CHALLENGE => From the entries below, gather every line containing the string "color".

INFORMATION GIVEN =>
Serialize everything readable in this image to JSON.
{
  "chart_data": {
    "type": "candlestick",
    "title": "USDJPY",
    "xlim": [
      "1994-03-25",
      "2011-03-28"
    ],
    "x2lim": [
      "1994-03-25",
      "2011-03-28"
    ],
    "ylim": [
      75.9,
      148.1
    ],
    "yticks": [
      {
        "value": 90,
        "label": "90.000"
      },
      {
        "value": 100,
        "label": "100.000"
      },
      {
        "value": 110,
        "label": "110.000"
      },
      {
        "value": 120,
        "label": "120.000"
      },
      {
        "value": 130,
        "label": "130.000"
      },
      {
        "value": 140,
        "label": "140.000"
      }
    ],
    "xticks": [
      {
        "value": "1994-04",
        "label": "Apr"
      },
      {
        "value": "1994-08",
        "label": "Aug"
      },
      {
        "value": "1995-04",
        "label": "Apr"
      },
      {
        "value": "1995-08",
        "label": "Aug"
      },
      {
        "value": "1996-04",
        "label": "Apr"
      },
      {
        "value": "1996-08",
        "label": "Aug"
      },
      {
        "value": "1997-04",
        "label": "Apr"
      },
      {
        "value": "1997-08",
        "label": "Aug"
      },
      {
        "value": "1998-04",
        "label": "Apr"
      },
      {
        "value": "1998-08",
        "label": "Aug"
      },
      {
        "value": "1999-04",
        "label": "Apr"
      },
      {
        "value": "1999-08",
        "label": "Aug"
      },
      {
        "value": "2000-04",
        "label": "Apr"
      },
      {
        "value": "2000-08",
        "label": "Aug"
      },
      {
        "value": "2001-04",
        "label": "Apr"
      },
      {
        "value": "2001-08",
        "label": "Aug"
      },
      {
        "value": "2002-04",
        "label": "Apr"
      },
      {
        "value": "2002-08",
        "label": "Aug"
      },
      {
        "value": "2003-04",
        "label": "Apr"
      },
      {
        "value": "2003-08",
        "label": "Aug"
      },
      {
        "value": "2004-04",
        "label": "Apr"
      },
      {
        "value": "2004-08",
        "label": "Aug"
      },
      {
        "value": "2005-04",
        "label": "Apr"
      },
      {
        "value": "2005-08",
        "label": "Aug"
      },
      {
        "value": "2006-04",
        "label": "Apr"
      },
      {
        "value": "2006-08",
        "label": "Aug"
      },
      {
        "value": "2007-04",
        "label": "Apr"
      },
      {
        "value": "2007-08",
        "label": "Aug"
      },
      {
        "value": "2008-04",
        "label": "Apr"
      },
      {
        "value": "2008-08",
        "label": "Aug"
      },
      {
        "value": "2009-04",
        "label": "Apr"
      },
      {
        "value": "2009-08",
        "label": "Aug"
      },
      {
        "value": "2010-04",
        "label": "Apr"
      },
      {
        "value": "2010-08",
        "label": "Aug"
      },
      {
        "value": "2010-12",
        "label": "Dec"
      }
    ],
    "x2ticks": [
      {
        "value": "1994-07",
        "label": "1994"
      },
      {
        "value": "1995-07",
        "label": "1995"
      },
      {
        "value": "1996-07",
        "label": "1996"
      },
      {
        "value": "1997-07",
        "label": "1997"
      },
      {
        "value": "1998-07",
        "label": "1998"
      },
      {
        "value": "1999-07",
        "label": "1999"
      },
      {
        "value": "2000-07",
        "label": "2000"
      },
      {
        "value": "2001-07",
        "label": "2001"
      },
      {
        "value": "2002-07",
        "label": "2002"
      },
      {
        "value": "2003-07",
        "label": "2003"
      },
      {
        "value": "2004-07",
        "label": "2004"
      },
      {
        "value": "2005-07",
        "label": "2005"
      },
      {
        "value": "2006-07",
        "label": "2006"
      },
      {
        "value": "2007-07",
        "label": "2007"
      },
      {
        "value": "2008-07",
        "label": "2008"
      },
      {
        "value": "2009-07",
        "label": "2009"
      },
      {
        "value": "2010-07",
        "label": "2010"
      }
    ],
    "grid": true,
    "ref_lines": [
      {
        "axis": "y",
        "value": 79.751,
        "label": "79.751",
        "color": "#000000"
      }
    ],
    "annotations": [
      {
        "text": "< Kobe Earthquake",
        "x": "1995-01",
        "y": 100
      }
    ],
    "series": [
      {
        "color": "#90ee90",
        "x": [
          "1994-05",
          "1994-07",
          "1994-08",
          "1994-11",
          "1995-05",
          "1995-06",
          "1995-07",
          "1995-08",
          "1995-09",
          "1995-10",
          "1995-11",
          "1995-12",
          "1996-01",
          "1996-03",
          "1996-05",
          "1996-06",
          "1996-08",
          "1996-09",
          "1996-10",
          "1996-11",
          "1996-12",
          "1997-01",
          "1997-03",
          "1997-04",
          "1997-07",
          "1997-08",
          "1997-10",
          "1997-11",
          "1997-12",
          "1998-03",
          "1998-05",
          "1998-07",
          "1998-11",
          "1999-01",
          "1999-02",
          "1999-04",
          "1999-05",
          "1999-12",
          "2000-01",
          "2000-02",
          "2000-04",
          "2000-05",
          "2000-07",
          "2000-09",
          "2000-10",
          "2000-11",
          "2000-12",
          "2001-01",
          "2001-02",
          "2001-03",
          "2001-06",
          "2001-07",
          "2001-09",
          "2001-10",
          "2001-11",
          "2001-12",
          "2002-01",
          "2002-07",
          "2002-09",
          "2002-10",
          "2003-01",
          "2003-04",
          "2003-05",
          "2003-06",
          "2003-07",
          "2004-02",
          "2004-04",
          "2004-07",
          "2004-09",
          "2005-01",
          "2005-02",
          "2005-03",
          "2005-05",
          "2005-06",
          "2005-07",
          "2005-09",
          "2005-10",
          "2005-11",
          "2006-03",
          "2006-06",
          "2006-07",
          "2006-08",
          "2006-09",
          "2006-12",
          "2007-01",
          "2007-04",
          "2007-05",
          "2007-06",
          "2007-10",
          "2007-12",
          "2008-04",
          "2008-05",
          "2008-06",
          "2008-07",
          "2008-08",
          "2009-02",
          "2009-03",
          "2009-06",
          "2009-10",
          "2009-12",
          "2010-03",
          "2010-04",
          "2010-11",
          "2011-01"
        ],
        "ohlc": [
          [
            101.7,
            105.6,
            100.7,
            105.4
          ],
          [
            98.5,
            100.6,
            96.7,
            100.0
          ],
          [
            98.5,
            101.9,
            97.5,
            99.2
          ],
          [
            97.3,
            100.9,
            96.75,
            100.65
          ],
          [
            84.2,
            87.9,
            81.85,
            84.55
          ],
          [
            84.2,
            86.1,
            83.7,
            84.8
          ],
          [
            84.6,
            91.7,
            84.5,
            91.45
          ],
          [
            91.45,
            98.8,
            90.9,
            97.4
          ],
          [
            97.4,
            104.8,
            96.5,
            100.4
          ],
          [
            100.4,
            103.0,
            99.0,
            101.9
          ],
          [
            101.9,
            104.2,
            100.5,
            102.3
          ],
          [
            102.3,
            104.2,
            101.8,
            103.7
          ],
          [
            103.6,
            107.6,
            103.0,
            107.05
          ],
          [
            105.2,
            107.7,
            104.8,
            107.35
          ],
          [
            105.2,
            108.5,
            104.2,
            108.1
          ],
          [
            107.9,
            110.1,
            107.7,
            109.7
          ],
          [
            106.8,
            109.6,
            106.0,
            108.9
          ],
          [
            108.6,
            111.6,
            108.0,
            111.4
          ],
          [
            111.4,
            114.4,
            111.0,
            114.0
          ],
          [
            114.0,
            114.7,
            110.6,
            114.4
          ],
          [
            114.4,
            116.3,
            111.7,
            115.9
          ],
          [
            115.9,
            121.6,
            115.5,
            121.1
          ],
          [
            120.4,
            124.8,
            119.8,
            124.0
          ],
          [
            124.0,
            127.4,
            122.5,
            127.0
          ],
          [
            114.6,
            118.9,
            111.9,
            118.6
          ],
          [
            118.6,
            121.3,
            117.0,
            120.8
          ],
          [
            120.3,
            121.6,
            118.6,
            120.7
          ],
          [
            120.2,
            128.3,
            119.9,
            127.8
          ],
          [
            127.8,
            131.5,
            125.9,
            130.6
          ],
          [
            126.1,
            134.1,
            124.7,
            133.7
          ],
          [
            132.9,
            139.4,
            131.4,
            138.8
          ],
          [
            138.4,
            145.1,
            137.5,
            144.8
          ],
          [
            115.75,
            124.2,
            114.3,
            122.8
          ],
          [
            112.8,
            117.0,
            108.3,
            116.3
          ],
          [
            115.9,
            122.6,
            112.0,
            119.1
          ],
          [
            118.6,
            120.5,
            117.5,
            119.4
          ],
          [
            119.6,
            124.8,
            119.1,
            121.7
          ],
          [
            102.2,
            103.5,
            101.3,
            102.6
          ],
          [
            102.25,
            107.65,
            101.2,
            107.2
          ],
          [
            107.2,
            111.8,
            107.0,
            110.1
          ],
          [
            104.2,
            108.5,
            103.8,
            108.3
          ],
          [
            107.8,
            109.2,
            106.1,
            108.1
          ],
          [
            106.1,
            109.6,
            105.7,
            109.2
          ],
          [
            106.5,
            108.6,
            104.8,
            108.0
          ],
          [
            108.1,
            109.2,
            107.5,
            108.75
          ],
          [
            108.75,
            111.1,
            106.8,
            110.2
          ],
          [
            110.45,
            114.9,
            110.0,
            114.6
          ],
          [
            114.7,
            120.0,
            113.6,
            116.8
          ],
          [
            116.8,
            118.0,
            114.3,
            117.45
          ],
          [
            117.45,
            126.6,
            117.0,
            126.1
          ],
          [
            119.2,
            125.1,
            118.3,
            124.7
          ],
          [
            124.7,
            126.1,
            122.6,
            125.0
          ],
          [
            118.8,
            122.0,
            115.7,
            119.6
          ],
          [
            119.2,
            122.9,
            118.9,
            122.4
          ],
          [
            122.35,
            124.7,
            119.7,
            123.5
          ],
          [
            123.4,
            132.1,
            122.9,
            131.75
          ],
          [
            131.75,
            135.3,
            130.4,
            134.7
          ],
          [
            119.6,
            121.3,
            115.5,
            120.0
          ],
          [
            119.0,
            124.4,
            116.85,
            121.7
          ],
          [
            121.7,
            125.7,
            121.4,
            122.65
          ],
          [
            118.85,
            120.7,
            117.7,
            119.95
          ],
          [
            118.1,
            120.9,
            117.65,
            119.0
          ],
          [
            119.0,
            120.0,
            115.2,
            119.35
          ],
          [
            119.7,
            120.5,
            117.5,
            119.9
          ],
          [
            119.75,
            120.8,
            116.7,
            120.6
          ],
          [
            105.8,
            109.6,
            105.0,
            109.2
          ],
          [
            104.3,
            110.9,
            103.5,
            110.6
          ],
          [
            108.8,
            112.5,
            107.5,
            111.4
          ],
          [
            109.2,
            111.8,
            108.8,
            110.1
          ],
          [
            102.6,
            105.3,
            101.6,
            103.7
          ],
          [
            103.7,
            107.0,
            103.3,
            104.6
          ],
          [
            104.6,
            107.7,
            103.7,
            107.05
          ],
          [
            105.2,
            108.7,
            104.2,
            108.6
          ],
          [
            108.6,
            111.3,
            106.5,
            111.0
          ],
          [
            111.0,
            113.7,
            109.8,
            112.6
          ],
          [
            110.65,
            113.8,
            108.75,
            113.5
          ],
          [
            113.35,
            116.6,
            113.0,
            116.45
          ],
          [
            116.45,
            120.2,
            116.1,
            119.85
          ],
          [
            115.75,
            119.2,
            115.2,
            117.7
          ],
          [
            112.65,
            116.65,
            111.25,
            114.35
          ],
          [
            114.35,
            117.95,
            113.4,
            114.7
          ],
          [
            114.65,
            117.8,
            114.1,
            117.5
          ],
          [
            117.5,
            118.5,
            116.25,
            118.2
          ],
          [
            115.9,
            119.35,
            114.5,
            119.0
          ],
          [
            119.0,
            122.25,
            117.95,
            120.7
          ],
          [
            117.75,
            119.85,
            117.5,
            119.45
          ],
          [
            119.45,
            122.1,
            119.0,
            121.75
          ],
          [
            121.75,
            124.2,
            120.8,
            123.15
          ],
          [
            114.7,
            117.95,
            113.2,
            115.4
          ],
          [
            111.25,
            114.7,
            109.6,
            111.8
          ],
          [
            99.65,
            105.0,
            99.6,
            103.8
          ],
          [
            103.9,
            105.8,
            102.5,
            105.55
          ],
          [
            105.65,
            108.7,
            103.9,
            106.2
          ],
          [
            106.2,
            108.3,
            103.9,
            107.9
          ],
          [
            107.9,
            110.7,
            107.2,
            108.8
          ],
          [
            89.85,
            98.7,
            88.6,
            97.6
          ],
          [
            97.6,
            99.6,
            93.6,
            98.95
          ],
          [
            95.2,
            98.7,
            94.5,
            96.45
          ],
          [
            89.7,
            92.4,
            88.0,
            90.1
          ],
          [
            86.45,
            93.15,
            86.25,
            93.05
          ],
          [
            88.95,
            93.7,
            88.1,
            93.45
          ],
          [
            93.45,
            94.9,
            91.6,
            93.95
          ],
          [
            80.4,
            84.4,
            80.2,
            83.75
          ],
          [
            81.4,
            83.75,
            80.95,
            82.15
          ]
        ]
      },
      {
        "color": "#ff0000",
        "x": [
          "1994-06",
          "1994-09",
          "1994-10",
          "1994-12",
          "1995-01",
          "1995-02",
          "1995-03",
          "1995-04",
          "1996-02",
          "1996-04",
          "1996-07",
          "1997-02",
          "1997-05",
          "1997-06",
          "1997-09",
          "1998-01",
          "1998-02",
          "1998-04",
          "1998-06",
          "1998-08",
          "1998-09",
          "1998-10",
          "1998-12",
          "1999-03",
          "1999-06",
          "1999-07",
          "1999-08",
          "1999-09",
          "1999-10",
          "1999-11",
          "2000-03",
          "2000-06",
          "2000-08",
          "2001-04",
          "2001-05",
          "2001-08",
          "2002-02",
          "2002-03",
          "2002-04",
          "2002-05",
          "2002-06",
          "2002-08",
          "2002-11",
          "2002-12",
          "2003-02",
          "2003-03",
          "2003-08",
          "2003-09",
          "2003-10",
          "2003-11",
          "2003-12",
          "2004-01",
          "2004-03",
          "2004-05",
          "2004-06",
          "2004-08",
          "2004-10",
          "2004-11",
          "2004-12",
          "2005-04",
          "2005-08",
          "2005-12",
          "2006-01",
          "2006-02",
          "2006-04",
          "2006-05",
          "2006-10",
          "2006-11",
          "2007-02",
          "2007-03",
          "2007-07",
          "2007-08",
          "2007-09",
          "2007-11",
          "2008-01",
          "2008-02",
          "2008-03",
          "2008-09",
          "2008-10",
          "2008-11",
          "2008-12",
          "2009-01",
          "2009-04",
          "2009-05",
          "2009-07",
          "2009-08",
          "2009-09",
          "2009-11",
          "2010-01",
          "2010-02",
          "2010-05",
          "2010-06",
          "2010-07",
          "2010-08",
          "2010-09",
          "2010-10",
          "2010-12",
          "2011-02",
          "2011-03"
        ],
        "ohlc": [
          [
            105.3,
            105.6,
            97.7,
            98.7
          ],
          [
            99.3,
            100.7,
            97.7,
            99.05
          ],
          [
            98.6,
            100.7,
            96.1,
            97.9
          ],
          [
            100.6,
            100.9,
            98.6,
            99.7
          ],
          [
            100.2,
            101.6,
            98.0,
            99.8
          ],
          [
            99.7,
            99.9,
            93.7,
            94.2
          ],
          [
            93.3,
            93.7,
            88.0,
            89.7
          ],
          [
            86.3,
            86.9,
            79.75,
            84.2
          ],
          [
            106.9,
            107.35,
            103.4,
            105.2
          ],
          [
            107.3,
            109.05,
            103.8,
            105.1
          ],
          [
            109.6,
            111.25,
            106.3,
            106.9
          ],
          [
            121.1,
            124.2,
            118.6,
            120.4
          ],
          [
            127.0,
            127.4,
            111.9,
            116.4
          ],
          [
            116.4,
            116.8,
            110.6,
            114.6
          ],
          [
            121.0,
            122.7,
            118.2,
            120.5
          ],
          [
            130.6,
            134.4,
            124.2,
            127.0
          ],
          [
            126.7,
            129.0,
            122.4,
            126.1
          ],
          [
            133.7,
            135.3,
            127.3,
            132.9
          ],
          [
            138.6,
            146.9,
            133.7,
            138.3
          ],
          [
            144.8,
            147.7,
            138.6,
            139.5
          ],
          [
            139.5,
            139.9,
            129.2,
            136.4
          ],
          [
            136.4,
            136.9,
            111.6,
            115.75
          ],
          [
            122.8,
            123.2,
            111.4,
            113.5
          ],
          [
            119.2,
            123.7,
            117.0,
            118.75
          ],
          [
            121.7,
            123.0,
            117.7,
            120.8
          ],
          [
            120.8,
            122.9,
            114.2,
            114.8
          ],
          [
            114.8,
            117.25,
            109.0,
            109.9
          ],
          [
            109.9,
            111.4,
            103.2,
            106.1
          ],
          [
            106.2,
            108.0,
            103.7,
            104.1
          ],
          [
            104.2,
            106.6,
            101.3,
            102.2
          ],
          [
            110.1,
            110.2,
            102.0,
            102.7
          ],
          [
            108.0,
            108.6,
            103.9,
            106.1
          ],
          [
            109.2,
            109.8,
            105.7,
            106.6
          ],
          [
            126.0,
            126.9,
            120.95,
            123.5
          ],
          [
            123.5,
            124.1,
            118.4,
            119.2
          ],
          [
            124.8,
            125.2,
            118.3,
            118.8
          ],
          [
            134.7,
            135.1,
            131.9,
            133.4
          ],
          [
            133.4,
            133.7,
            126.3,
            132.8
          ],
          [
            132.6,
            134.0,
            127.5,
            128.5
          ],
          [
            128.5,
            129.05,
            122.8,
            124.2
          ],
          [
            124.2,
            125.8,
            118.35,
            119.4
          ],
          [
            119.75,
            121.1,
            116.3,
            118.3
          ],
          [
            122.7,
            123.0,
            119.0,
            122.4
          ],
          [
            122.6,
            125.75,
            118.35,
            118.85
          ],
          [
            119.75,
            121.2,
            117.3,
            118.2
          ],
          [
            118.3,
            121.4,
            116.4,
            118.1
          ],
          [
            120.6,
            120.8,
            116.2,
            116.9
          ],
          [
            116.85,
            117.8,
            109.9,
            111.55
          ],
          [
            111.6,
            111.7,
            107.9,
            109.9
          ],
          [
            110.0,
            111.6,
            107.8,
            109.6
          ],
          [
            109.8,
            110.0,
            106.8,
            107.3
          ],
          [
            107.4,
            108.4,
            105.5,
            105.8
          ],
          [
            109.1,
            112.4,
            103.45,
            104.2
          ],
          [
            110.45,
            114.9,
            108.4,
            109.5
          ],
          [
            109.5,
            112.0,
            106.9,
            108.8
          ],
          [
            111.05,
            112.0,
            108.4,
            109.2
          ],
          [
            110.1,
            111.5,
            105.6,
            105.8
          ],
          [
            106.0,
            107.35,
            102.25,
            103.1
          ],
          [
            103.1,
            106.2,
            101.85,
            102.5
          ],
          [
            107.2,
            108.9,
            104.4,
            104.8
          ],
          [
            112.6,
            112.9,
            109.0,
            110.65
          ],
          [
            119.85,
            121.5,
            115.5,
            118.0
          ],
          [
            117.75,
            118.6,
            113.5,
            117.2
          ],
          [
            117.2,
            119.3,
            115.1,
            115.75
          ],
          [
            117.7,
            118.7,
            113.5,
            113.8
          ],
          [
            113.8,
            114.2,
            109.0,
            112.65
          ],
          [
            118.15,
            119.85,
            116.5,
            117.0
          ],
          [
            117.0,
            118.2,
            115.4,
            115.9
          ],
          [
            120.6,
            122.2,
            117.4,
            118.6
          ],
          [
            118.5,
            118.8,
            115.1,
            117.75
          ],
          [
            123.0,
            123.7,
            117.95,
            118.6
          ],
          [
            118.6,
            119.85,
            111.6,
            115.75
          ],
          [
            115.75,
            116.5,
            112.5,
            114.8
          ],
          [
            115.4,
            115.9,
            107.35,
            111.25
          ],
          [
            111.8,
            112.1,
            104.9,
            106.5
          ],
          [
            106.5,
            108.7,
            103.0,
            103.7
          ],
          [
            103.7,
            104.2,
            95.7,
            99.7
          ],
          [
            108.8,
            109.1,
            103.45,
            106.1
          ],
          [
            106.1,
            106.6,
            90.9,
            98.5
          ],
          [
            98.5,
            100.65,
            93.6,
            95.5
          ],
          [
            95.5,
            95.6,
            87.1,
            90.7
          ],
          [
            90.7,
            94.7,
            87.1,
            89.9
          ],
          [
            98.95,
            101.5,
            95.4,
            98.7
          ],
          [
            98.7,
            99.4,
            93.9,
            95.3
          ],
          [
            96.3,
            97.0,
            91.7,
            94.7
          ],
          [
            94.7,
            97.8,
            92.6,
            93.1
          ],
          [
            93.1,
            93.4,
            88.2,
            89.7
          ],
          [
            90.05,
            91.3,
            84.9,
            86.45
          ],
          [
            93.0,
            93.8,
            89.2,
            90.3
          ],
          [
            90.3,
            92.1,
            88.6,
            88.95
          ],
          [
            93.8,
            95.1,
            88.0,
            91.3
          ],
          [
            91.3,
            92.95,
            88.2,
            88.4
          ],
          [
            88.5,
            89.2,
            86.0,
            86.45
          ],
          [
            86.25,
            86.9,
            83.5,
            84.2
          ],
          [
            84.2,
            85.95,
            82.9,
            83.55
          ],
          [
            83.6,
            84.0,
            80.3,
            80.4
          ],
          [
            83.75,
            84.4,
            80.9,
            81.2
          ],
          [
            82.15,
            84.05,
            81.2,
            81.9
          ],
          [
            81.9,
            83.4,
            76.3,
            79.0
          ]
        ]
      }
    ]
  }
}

FULL RESPONSE =>
        "color": "#000000"
        "color": "#90ee90",
        "color": "#ff0000",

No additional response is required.